**PROBLEM REQUIREMENTS**
Return the full passage on leadership and organizational culture word for word.

**DOCUMENT EXCERPT**
= = = =

Lazy leaders blame. Arrogant leaders push down. Fearful leaders push away.

Facebook contributors said, “The worst leaders ______:”

  1. Talk too much and think too little.
  2. Believe collaboration shows weakness.
  3. Fear risk.
  4. Need power.
  5. Never acknowledge weakness.
  6. More (posted on 3/4/13)…

All leaders build organizational culture, worst included.

Negative impact:

Lousy leaders build lousy organizational culture. Anyone suggesting leadership is overrated hasn’t worked with lousy leaders. However…

Power to destroy suggests power to create.

Those who tear down have power to build up.

Culture building leaders:

Dr. Vik (Doc) explains the type of leaders who build empowering organizational cultures in, “The Culture Secret.” Leaders who empower:

  1. Connect rather than withdraw. “Leaders can’t lead anything from the office.”
  2. Build “chains of empowerment” not “chains of command.”
  3. Concentrate on the success of others.
  4. Exercise “power with,” not “power over.”
  5. Tell people what needs to be done not what to do.

= = = =

(Data items)
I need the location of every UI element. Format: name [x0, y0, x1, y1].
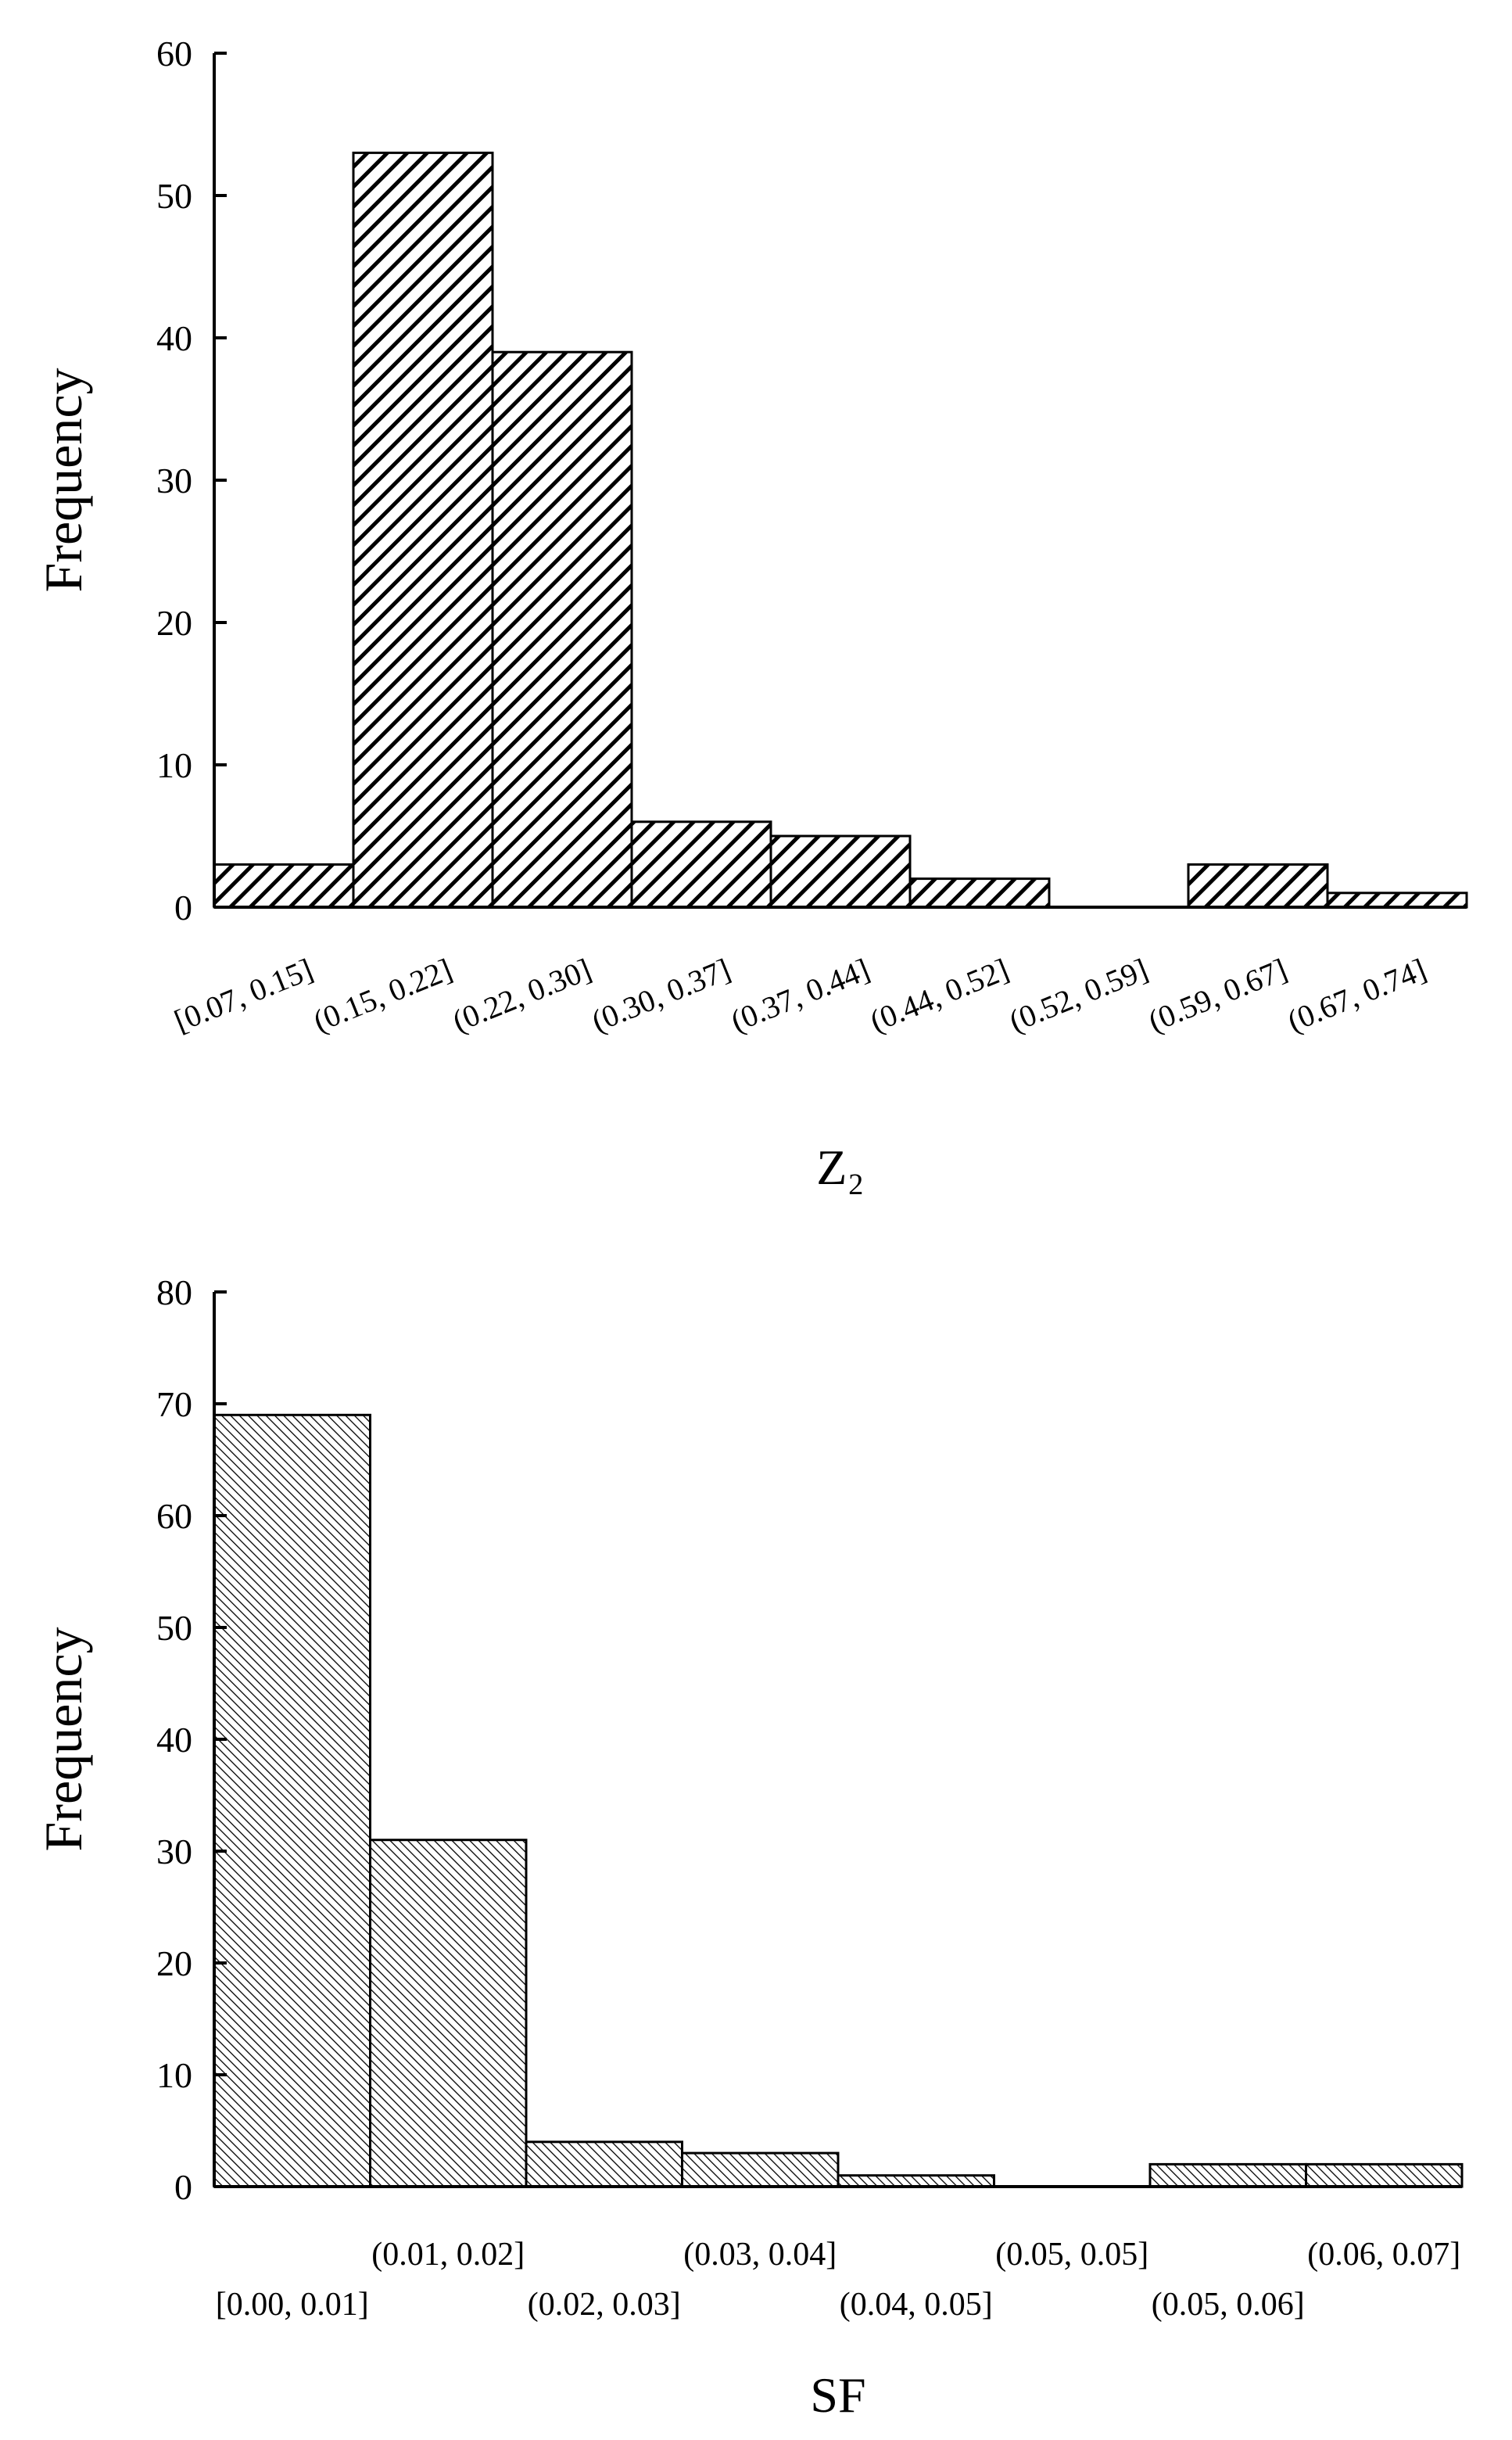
y-tick-label: 40 [156, 318, 192, 358]
y-tick-label: 50 [156, 1608, 192, 1648]
y-tick-label: 20 [156, 603, 192, 643]
bar [769, 834, 912, 909]
y-tick-label: 60 [156, 34, 192, 74]
y-tick-label: 0 [174, 888, 192, 928]
y-tick-label: 50 [156, 176, 192, 216]
x-tick-label: (0.04, 0.05] [840, 2287, 993, 2323]
x-tick-label: (0.59, 0.67] [1143, 952, 1292, 1039]
bar [837, 2174, 995, 2188]
bar [213, 863, 355, 909]
x-tick-label: (0.37, 0.44] [726, 952, 874, 1039]
y-tick-label: 40 [156, 1720, 192, 1760]
y-tick-label: 30 [156, 461, 192, 501]
x-tick-label: [0.00, 0.01] [216, 2287, 369, 2323]
bar [491, 350, 633, 909]
x-tick-label: (0.52, 0.59] [1004, 952, 1152, 1039]
bar [681, 2151, 840, 2188]
bar [908, 877, 1051, 909]
x-tick-label: [0.07, 0.15] [169, 952, 317, 1039]
x-tick-label: (0.01, 0.02] [371, 2237, 525, 2273]
x-tick-label: (0.22, 0.30] [447, 952, 596, 1039]
y-tick-label: 70 [156, 1384, 192, 1424]
x-tick-label: (0.02, 0.03] [528, 2287, 681, 2323]
y-tick-label: 0 [174, 2167, 192, 2207]
x-tick-label: (0.05, 0.05] [995, 2237, 1148, 2273]
bar [1305, 2162, 1464, 2188]
y-tick-label: 20 [156, 1943, 192, 1983]
bar [369, 1839, 528, 2188]
x-tick-label: (0.30, 0.37] [586, 952, 735, 1039]
y-tick-label: 10 [156, 2055, 192, 2095]
bar [525, 2140, 683, 2188]
bar [1148, 2162, 1307, 2188]
x-tick-label: (0.03, 0.04] [683, 2237, 837, 2273]
y-tick-label: 10 [156, 745, 192, 785]
bar [1326, 892, 1468, 909]
bar [630, 820, 772, 909]
bar [213, 1413, 371, 2188]
x-tick-label: (0.15, 0.22] [308, 952, 457, 1039]
y-tick-label: 60 [156, 1496, 192, 1536]
x-tick-label: (0.67, 0.74] [1282, 952, 1431, 1039]
bar [1187, 863, 1329, 909]
y-axis-title: Frequency [34, 368, 93, 592]
x-tick-label: (0.05, 0.06] [1152, 2287, 1305, 2323]
y-tick-label: 80 [156, 1272, 192, 1312]
x-axis-title: Z₂ [816, 1139, 864, 1195]
x-tick-label: (0.44, 0.52] [865, 952, 1013, 1039]
y-tick-label: 30 [156, 1832, 192, 1871]
bar [352, 151, 494, 909]
x-axis-title: SF [810, 2367, 865, 2423]
x-tick-label: (0.06, 0.07] [1307, 2237, 1460, 2273]
y-axis-title: Frequency [34, 1627, 93, 1851]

= = = =

**FINAL RESULT**
Lazy leaders blame. Arrogant leaders push down. Fearful leaders push away.

Facebook contributors said, “The worst leaders ______:”

  1. Talk too much and think too little.
  2. Believe collaboration shows weakness.
  3. Fear risk.
  4. Need power.
  5. Never acknowledge weakness.
  6. More (posted on 3/4/13)…

All leaders build organizational culture, worst included.

Negative impact:

Lousy leaders build lousy organizational culture. Anyone suggesting leadership is overrated hasn’t worked with lousy leaders. However…

Power to destroy suggests power to create.

Those who tear down have power to build up.

Culture building leaders:

Dr. Vik (Doc) explains the type of leaders who build empowering organizational cultures in, “The Culture Secret.” Leaders who empower:

  1. Connect rather than withdraw. “Leaders can’t lead anything from the office.”
  2. Build “chains of empowerment” not “chains of command.”
  3. Concentrate on the success of others.
  4. Exercise “power with,” not “power over.”
  5. Tell people what needs to be done not what to do.